» Instruction: Skip any picture you find and retype all the remaining lines exactly.

» Data rows:

* * * * * * * * *

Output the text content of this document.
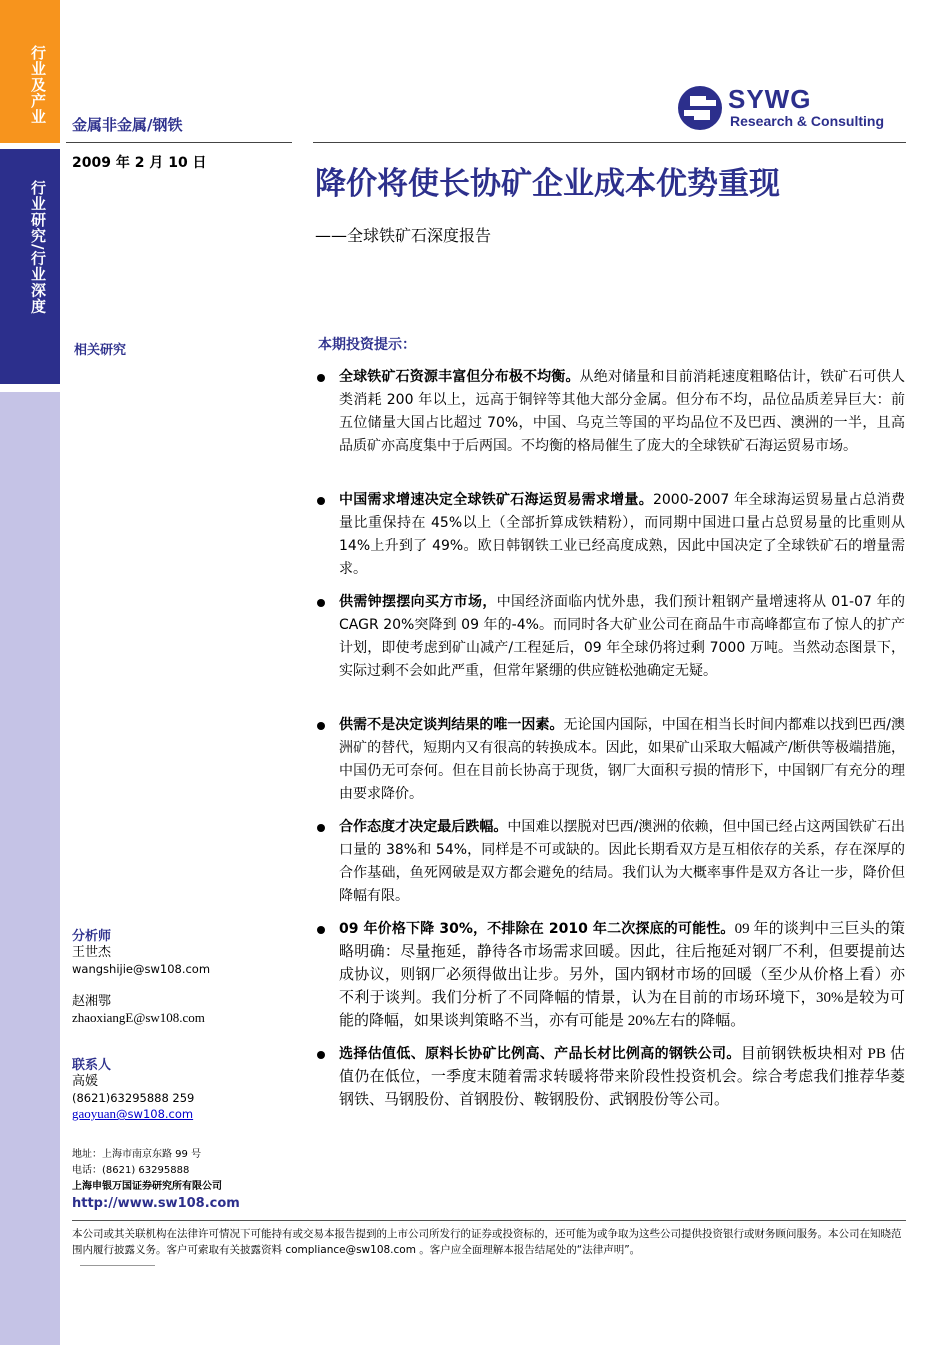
行业及产业
行业研究/行业深度
金属非金属/钢铁
SYWG
Research & Consulting
2009 年 2 月 10 日
降价将使长协矿企业成本优势重现
——全球铁矿石深度报告
相关研究
分析师
王世杰
wangshijie@sw108.com
赵湘鄂
zhaoxiangE@sw108.com
联系人
高媛
(8621)63295888 259
gaoyuan@sw108.com
地址：上海市南京东路 99 号
电话：(8621) 63295888
上海申银万国证券研究所有限公司
http://www.sw108.com
本期投资提示：
全球铁矿石资源丰富但分布极不均衡。从绝对储量和目前消耗速度粗略估计，铁矿石可供人类消耗 200 年以上，远高于铜锌等其他大部分金属。但分布不均，品位品质差异巨大：前五位储量大国占比超过 70%，中国、乌克兰等国的平均品位不及巴西、澳洲的一半，且高品质矿亦高度集中于后两国。不均衡的格局催生了庞大的全球铁矿石海运贸易市场。
中国需求增速决定全球铁矿石海运贸易需求增量。2000-2007 年全球海运贸易量占总消费量比重保持在 45%以上（全部折算成铁精粉），而同期中国进口量占总贸易量的比重则从 14%上升到了 49%。欧日韩钢铁工业已经高度成熟，因此中国决定了全球铁矿石的增量需求。
供需钟摆摆向买方市场，中国经济面临内忧外患，我们预计粗钢产量增速将从 01-07 年的 CAGR 20%突降到 09 年的-4%。而同时各大矿业公司在商品牛市高峰都宣布了惊人的扩产计划，即使考虑到矿山减产/工程延后，09 年全球仍将过剩 7000 万吨。当然动态图景下，实际过剩不会如此严重，但常年紧绷的供应链松弛确定无疑。
供需不是决定谈判结果的唯一因素。无论国内国际，中国在相当长时间内都难以找到巴西/澳洲矿的替代，短期内又有很高的转换成本。因此，如果矿山采取大幅减产/断供等极端措施，中国仍无可奈何。但在目前长协高于现货，钢厂大面积亏损的情形下，中国钢厂有充分的理由要求降价。
合作态度才决定最后跌幅。中国难以摆脱对巴西/澳洲的依赖，但中国已经占这两国铁矿石出口量的 38%和 54%，同样是不可或缺的。因此长期看双方是互相依存的关系，存在深厚的合作基础，鱼死网破是双方都会避免的结局。我们认为大概率事件是双方各让一步，降价但降幅有限。
09 年价格下降 30%，不排除在 2010 年二次探底的可能性。09 年的谈判中三巨头的策略明确：尽量拖延，静待各市场需求回暖。因此，往后拖延对钢厂不利，但要提前达成协议，则钢厂必须得做出让步。另外，国内钢材市场的回暖（至少从价格上看）亦不利于谈判。我们分析了不同降幅的情景，认为在目前的市场环境下，30%是较为可能的降幅，如果谈判策略不当，亦有可能是 20%左右的降幅。
选择估值低、原料长协矿比例高、产品长材比例高的钢铁公司。目前钢铁板块相对 PB 估值仍在低位，一季度末随着需求转暖将带来阶段性投资机会。综合考虑我们推荐华菱钢铁、马钢股份、首钢股份、鞍钢股份、武钢股份等公司。
本公司或其关联机构在法律许可情况下可能持有或交易本报告提到的上市公司所发行的证券或投资标的，还可能为或争取为这些公司提供投资银行或财务顾问服务。本公司在知晓范围内履行披露义务。客户可索取有关披露资料 compliance@sw108.com 。客户应全面理解本报告结尾处的“法律声明”。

* * * * * * * * *

» Correct result:
Output the text content of this document.
行业及产业
行业研究/行业深度
金属非金属/钢铁
SYWG
Research & Consulting
2009 年 2 月 10 日
降价将使长协矿企业成本优势重现
——全球铁矿石深度报告
相关研究
分析师
王世杰
wangshijie@sw108.com
赵湘鄂
zhaoxiangE@sw108.com
联系人
高媛
(8621)63295888 259
gaoyuan@sw108.com
地址：上海市南京东路 99 号
电话：(8621) 63295888
上海申银万国证券研究所有限公司
http://www.sw108.com
本期投资提示：
全球铁矿石资源丰富但分布极不均衡。从绝对储量和目前消耗速度粗略估计，铁矿石可供人类消耗 200 年以上，远高于铜锌等其他大部分金属。但分布不均，品位品质差异巨大：前五位储量大国占比超过 70%，中国、乌克兰等国的平均品位不及巴西、澳洲的一半，且高品质矿亦高度集中于后两国。不均衡的格局催生了庞大的全球铁矿石海运贸易市场。
中国需求增速决定全球铁矿石海运贸易需求增量。2000-2007 年全球海运贸易量占总消费量比重保持在 45%以上（全部折算成铁精粉），而同期中国进口量占总贸易量的比重则从 14%上升到了 49%。欧日韩钢铁工业已经高度成熟，因此中国决定了全球铁矿石的增量需求。
供需钟摆摆向买方市场，中国经济面临内忧外患，我们预计粗钢产量增速将从 01-07 年的 CAGR 20%突降到 09 年的-4%。而同时各大矿业公司在商品牛市高峰都宣布了惊人的扩产计划，即使考虑到矿山减产/工程延后，09 年全球仍将过剩 7000 万吨。当然动态图景下，实际过剩不会如此严重，但常年紧绷的供应链松弛确定无疑。
供需不是决定谈判结果的唯一因素。无论国内国际，中国在相当长时间内都难以找到巴西/澳洲矿的替代，短期内又有很高的转换成本。因此，如果矿山采取大幅减产/断供等极端措施，中国仍无可奈何。但在目前长协高于现货，钢厂大面积亏损的情形下，中国钢厂有充分的理由要求降价。
合作态度才决定最后跌幅。中国难以摆脱对巴西/澳洲的依赖，但中国已经占这两国铁矿石出口量的 38%和 54%，同样是不可或缺的。因此长期看双方是互相依存的关系，存在深厚的合作基础，鱼死网破是双方都会避免的结局。我们认为大概率事件是双方各让一步，降价但降幅有限。
09 年价格下降 30%，不排除在 2010 年二次探底的可能性。09 年的谈判中三巨头的策略明确：尽量拖延，静待各市场需求回暖。因此，往后拖延对钢厂不利，但要提前达成协议，则钢厂必须得做出让步。另外，国内钢材市场的回暖（至少从价格上看）亦不利于谈判。我们分析了不同降幅的情景，认为在目前的市场环境下，30%是较为可能的降幅，如果谈判策略不当，亦有可能是 20%左右的降幅。
选择估值低、原料长协矿比例高、产品长材比例高的钢铁公司。目前钢铁板块相对 PB 估值仍在低位，一季度末随着需求转暖将带来阶段性投资机会。综合考虑我们推荐华菱钢铁、马钢股份、首钢股份、鞍钢股份、武钢股份等公司。
本公司或其关联机构在法律许可情况下可能持有或交易本报告提到的上市公司所发行的证券或投资标的，还可能为或争取为这些公司提供投资银行或财务顾问服务。本公司在知晓范围内履行披露义务。客户可索取有关披露资料 compliance@sw108.com 。客户应全面理解本报告结尾处的“法律声明”。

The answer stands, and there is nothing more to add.